# RECORDS PROVIDED:

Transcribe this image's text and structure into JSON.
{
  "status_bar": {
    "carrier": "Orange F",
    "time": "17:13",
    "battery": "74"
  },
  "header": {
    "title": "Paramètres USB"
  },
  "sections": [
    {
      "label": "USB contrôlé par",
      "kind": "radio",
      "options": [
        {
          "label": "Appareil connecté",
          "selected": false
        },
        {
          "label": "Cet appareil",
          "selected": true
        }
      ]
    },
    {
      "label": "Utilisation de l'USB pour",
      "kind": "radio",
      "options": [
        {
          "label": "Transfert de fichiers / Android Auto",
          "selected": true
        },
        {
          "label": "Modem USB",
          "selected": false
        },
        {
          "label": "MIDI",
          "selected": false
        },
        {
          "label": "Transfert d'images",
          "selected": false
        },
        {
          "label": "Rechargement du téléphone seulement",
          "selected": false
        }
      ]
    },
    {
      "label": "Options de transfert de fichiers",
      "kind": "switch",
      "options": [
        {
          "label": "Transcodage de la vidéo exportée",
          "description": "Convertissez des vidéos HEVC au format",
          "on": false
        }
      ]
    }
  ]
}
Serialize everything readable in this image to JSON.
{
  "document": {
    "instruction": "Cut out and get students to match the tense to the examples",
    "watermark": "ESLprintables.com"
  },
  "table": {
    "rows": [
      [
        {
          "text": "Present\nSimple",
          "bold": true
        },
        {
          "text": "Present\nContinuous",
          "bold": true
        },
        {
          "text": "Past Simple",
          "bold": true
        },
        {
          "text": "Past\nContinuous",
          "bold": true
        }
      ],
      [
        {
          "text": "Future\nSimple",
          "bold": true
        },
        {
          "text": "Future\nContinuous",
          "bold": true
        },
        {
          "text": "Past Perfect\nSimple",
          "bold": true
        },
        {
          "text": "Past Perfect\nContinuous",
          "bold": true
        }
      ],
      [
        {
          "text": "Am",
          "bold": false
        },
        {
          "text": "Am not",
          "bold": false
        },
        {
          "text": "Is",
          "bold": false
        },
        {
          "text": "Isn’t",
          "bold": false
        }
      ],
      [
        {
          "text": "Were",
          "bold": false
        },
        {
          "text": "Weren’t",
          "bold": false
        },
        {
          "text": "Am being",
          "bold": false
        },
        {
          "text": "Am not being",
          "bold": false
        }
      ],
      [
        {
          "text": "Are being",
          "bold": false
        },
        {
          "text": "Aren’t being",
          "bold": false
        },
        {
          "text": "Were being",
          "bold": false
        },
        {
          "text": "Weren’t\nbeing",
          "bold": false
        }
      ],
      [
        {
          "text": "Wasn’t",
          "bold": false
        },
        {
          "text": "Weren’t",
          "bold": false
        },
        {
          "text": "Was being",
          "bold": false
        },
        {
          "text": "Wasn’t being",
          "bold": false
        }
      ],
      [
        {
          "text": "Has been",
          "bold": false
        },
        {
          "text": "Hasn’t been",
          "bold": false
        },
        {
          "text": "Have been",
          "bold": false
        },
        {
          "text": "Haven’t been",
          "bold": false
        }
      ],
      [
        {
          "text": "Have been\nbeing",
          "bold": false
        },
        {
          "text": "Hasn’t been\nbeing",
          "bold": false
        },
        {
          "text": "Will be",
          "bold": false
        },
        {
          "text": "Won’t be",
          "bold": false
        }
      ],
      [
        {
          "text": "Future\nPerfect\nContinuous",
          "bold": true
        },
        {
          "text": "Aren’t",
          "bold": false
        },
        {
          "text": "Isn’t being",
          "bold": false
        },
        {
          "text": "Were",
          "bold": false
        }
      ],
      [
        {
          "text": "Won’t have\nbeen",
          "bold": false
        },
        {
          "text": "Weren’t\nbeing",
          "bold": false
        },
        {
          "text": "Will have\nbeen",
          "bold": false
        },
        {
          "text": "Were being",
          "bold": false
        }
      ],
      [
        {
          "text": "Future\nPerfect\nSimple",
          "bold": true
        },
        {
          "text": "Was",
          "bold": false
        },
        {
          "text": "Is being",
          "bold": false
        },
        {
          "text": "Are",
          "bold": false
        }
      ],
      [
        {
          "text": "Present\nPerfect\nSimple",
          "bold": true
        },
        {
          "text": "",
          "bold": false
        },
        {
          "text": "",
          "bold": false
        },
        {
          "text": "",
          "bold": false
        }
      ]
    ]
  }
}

# WHAT YOU NEED TO DO:
Go through the material above and count the lines that contain "nSimple"; give that number alone.

# COMPLETE OUTPUT:
5